● **What you will do**: Write out the whole listing, matching it exactly.

● **Materials provided**:
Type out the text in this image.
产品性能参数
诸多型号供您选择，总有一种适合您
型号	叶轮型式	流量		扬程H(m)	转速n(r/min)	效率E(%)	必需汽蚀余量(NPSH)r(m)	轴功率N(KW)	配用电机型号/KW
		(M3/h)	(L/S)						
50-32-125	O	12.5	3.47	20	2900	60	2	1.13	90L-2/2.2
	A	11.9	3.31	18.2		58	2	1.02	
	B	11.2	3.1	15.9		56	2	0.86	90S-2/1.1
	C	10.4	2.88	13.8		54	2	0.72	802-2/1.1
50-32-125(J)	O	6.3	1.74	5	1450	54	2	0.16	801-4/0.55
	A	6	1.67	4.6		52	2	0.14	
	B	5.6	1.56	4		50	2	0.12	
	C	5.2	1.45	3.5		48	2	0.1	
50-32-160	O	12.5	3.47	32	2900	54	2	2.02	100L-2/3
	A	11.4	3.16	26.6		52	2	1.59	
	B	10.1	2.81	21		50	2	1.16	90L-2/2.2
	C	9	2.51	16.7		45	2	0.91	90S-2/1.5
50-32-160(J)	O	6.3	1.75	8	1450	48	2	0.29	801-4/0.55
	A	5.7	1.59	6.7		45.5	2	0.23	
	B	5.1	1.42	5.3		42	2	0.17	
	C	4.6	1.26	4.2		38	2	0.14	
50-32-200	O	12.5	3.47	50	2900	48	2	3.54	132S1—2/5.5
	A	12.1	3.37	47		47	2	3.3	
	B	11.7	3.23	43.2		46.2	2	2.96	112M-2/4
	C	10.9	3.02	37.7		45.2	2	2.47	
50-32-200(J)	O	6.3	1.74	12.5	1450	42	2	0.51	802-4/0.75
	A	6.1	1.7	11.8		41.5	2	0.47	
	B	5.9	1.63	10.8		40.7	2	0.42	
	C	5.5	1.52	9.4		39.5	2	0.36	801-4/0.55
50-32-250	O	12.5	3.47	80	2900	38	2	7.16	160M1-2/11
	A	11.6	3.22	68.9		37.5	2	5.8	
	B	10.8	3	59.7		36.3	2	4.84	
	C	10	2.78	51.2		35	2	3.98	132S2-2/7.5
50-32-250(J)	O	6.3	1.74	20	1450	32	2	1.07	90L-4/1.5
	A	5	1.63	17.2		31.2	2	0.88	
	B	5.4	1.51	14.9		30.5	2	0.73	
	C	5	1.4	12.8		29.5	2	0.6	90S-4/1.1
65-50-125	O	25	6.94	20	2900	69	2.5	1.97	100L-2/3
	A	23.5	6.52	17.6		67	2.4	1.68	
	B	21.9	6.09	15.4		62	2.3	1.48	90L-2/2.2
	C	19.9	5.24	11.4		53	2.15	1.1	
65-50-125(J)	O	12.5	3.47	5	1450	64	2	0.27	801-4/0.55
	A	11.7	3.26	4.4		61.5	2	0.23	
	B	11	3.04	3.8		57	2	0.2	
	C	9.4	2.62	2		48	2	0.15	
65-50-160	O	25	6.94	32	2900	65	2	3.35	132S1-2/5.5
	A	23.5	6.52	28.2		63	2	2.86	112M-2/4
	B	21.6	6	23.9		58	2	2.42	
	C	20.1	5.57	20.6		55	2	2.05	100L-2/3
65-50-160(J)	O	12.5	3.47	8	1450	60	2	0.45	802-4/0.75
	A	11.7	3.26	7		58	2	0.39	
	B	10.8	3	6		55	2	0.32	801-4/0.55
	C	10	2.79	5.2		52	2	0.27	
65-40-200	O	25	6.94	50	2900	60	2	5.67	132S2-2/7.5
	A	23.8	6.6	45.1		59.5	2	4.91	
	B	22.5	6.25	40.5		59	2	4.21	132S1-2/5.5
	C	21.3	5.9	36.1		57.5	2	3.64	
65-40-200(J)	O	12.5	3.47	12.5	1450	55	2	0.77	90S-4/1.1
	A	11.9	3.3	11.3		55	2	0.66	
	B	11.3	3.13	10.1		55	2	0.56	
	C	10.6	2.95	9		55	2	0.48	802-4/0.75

● **Solution to the exercise**:
Type out the text in this image.
产品性能参数
诸多型号供您选择，总有一种适合您
型号	叶轮型式	流量		扬程H(m)	转速n(r/min)	效率E(%)	必需汽蚀余量(NPSH)r(m)	轴功率N(KW)	配用电机型号/KW
		(M3/h)	(L/S)						
50-32-125	O	12.5	3.47	20	2900	60	2	1.13	90L-2/2.2
	A	11.9	3.31	18.2		58	2	1.02	
	B	11.2	3.1	15.9		56	2	0.86	90S-2/1.1
	C	10.4	2.88	13.8		54	2	0.72	802-2/1.1
50-32-125(J)	O	6.3	1.74	5	1450	54	2	0.16	801-4/0.55
	A	6	1.67	4.6		52	2	0.14	
	B	5.6	1.56	4		50	2	0.12	
	C	5.2	1.45	3.5		48	2	0.1	
50-32-160	O	12.5	3.47	32	2900	54	2	2.02	100L-2/3
	A	11.4	3.16	26.6		52	2	1.59	
	B	10.1	2.81	21		50	2	1.16	90L-2/2.2
	C	9	2.51	16.7		45	2	0.91	90S-2/1.5
50-32-160(J)	O	6.3	1.75	8	1450	48	2	0.29	801-4/0.55
	A	5.7	1.59	6.7		45.5	2	0.23	
	B	5.1	1.42	5.3		42	2	0.17	
	C	4.6	1.26	4.2		38	2	0.14	
50-32-200	O	12.5	3.47	50	2900	48	2	3.54	132S1—2/5.5
	A	12.1	3.37	47		47	2	3.3	
	B	11.7	3.23	43.2		46.2	2	2.96	112M-2/4
	C	10.9	3.02	37.7		45.2	2	2.47	
50-32-200(J)	O	6.3	1.74	12.5	1450	42	2	0.51	802-4/0.75
	A	6.1	1.7	11.8		41.5	2	0.47	
	B	5.9	1.63	10.8		40.7	2	0.42	
	C	5.5	1.52	9.4		39.5	2	0.36	801-4/0.55
50-32-250	O	12.5	3.47	80	2900	38	2	7.16	160M1-2/11
	A	11.6	3.22	68.9		37.5	2	5.8	
	B	10.8	3	59.7		36.3	2	4.84	
	C	10	2.78	51.2		35	2	3.98	132S2-2/7.5
50-32-250(J)	O	6.3	1.74	20	1450	32	2	1.07	90L-4/1.5
	A	5	1.63	17.2		31.2	2	0.88	
	B	5.4	1.51	14.9		30.5	2	0.73	
	C	5	1.4	12.8		29.5	2	0.6	90S-4/1.1
65-50-125	O	25	6.94	20	2900	69	2.5	1.97	100L-2/3
	A	23.5	6.52	17.6		67	2.4	1.68	
	B	21.9	6.09	15.4		62	2.3	1.48	90L-2/2.2
	C	19.9	5.24	11.4		53	2.15	1.1	
65-50-125(J)	O	12.5	3.47	5	1450	64	2	0.27	801-4/0.55
	A	11.7	3.26	4.4		61.5	2	0.23	
	B	11	3.04	3.8		57	2	0.2	
	C	9.4	2.62	2		48	2	0.15	
65-50-160	O	25	6.94	32	2900	65	2	3.35	132S1-2/5.5
	A	23.5	6.52	28.2		63	2	2.86	112M-2/4
	B	21.6	6	23.9		58	2	2.42	
	C	20.1	5.57	20.6		55	2	2.05	100L-2/3
65-50-160(J)	O	12.5	3.47	8	1450	60	2	0.45	802-4/0.75
	A	11.7	3.26	7		58	2	0.39	
	B	10.8	3	6		55	2	0.32	801-4/0.55
	C	10	2.79	5.2		52	2	0.27	
65-40-200	O	25	6.94	50	2900	60	2	5.67	132S2-2/7.5
	A	23.8	6.6	45.1		59.5	2	4.91	
	B	22.5	6.25	40.5		59	2	4.21	132S1-2/5.5
	C	21.3	5.9	36.1		57.5	2	3.64	
65-40-200(J)	O	12.5	3.47	12.5	1450	55	2	0.77	90S-4/1.1
	A	11.9	3.3	11.3		55	2	0.66	
	B	11.3	3.13	10.1		55	2	0.56	
	C	10.6	2.95	9		55	2	0.48	802-4/0.75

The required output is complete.